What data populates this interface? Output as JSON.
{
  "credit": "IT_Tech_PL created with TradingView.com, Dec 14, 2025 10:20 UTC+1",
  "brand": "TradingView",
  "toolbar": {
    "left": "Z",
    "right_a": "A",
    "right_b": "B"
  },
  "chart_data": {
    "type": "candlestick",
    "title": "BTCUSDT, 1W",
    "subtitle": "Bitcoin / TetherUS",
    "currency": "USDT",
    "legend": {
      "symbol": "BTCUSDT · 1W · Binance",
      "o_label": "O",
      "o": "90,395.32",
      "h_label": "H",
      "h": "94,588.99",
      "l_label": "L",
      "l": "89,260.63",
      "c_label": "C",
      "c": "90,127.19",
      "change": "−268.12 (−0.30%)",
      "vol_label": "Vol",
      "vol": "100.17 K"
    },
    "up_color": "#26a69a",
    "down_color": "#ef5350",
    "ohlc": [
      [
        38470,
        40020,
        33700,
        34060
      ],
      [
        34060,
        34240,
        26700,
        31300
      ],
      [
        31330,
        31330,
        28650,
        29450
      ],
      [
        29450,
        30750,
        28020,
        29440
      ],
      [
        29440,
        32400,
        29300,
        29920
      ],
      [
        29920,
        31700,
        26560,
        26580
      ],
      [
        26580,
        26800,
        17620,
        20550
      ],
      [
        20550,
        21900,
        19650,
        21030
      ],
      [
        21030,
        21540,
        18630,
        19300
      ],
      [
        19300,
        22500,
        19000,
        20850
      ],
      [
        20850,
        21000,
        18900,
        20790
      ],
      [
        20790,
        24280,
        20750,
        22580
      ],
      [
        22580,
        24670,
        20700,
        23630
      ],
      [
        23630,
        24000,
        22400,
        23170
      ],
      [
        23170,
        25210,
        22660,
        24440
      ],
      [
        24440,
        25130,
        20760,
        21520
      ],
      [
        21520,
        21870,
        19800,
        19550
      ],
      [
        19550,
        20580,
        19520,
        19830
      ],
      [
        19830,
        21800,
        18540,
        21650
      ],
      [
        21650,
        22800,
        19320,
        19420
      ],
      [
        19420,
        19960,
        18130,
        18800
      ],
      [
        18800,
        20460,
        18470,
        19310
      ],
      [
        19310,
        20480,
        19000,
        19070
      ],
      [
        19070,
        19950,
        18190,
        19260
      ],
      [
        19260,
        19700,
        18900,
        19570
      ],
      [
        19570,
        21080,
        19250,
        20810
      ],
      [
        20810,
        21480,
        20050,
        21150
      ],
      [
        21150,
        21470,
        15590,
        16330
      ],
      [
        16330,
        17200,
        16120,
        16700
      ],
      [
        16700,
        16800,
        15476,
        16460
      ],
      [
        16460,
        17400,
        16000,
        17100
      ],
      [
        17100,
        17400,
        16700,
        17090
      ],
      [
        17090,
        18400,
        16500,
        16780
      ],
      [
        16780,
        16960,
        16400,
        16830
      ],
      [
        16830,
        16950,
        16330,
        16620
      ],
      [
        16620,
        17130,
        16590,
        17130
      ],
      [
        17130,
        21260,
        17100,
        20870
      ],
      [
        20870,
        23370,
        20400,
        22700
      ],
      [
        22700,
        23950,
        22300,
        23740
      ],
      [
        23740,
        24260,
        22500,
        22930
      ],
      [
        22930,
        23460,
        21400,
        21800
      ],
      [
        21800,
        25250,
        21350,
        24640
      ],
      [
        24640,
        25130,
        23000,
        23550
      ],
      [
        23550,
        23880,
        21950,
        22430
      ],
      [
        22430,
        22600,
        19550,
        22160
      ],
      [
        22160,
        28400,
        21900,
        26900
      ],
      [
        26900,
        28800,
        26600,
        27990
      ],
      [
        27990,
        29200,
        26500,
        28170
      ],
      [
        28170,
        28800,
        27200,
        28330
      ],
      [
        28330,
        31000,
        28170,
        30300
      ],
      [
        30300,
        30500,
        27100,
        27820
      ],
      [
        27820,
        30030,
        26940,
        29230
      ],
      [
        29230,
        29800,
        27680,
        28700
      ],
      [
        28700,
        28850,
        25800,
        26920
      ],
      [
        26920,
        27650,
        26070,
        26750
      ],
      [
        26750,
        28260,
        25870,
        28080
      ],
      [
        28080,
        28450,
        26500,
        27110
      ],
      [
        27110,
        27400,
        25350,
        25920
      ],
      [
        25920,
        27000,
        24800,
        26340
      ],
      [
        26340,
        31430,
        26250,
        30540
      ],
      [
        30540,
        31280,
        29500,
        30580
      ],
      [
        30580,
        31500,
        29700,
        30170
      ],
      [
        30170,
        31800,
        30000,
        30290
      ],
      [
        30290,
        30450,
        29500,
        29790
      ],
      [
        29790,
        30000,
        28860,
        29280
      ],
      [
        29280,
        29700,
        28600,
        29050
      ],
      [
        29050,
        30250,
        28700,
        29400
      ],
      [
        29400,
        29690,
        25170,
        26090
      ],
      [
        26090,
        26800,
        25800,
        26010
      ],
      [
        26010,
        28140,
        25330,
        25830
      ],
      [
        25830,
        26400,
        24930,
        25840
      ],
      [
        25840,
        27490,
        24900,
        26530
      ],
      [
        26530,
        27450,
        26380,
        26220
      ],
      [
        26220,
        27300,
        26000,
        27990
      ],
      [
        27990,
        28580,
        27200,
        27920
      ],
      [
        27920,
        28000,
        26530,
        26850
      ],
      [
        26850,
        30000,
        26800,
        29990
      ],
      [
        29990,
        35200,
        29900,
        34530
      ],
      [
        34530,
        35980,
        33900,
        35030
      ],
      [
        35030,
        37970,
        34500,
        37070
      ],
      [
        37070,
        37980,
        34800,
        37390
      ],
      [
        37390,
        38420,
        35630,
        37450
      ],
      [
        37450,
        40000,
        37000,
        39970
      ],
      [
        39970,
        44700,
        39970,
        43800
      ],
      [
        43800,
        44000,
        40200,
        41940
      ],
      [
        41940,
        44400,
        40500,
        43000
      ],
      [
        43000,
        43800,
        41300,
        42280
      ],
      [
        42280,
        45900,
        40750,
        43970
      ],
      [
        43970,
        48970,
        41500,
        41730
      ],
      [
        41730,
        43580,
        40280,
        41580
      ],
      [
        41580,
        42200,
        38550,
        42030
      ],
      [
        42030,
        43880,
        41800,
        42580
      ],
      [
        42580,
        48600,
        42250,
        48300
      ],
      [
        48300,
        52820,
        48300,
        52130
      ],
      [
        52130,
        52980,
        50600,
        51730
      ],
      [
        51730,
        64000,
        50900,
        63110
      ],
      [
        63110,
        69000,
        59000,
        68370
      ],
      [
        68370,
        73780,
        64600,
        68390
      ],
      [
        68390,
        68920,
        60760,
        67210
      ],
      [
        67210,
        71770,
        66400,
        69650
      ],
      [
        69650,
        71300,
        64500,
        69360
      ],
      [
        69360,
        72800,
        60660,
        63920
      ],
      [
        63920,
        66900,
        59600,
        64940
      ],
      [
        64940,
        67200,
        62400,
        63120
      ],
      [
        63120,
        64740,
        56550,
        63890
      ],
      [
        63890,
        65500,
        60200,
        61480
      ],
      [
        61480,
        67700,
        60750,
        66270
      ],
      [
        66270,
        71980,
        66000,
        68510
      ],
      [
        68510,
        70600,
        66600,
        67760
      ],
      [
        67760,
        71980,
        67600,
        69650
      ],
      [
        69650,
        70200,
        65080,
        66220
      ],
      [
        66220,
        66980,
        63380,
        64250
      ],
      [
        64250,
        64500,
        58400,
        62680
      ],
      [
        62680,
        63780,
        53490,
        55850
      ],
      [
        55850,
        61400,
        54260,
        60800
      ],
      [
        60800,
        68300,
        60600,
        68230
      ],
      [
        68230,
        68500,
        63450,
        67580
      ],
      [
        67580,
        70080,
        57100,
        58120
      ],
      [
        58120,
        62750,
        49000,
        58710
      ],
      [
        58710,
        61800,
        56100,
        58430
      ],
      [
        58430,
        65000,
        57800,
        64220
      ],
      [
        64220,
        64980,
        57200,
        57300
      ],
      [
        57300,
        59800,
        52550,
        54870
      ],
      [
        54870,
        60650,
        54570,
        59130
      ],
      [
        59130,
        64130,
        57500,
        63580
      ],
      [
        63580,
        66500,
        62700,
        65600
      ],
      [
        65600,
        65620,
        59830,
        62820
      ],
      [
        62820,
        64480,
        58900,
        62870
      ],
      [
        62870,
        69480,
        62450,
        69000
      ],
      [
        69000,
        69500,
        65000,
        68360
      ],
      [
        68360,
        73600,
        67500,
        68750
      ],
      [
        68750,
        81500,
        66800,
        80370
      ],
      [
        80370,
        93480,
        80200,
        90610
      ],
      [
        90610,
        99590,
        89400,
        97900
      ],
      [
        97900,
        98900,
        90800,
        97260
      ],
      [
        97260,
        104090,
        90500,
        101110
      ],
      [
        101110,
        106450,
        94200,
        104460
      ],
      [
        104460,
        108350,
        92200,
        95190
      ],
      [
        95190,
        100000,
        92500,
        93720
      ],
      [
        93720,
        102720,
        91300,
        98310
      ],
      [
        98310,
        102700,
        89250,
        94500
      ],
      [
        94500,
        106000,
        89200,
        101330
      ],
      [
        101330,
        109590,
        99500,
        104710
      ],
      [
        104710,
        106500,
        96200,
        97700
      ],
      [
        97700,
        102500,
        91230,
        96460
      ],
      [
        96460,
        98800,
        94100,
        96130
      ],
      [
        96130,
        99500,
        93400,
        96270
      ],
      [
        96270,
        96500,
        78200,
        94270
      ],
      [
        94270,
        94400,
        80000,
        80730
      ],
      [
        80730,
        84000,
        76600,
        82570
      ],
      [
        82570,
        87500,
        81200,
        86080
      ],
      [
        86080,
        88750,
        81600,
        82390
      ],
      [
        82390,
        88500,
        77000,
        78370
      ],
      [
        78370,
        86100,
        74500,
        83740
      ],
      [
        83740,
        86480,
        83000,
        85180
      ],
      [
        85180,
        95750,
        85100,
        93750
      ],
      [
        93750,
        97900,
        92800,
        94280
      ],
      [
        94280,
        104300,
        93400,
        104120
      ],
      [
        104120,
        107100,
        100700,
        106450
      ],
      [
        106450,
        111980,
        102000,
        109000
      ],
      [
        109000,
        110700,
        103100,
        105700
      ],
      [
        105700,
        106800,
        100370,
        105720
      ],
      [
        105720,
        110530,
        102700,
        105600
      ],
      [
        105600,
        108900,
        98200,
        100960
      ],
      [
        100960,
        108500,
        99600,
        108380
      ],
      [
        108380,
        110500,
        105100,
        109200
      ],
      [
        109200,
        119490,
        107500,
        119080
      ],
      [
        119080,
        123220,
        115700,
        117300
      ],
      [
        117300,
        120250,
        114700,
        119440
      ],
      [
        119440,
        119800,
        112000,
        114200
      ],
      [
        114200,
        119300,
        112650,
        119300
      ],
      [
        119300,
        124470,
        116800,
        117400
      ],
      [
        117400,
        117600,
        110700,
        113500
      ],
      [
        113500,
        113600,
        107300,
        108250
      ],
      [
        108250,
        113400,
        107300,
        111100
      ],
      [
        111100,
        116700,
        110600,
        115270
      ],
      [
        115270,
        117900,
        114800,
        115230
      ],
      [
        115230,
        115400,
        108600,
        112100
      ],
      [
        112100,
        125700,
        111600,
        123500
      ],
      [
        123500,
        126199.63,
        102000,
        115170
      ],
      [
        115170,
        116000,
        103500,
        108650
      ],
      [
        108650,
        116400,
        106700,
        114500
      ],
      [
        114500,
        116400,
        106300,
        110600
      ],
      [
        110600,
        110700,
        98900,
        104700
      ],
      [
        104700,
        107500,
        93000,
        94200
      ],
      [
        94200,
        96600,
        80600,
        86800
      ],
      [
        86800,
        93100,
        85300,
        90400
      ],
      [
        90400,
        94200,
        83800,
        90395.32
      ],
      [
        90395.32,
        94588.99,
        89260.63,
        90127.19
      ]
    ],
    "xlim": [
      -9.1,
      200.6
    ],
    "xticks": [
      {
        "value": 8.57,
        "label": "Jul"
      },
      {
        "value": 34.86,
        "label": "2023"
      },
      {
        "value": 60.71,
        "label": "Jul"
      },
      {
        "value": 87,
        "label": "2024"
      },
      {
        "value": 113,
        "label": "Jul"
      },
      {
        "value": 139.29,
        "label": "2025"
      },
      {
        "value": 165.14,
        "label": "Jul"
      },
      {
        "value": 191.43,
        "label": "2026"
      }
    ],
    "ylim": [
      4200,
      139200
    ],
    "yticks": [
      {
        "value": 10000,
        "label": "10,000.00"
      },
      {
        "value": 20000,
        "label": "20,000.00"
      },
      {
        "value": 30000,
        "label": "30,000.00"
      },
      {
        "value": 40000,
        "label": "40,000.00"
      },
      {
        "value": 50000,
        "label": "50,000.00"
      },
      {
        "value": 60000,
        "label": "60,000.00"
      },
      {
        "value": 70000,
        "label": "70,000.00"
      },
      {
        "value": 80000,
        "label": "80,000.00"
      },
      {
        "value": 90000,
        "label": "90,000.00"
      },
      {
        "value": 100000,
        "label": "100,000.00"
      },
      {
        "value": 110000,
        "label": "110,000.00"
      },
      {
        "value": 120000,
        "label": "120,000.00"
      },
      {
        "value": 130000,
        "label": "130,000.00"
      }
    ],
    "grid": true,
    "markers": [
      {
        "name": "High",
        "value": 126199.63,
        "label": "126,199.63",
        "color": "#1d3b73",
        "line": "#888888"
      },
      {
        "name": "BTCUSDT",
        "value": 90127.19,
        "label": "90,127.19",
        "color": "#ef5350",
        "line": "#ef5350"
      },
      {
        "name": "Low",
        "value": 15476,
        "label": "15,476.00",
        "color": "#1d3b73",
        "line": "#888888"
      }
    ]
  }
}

● ● ● ● ●

* [Given problem]: Go through the entries above and copy every line containing "TradingView".

* [Written response]:
  "credit": "IT_Tech_PL created with TradingView.com, Dec 14, 2025 10:20 UTC+1",
  "brand": "TradingView",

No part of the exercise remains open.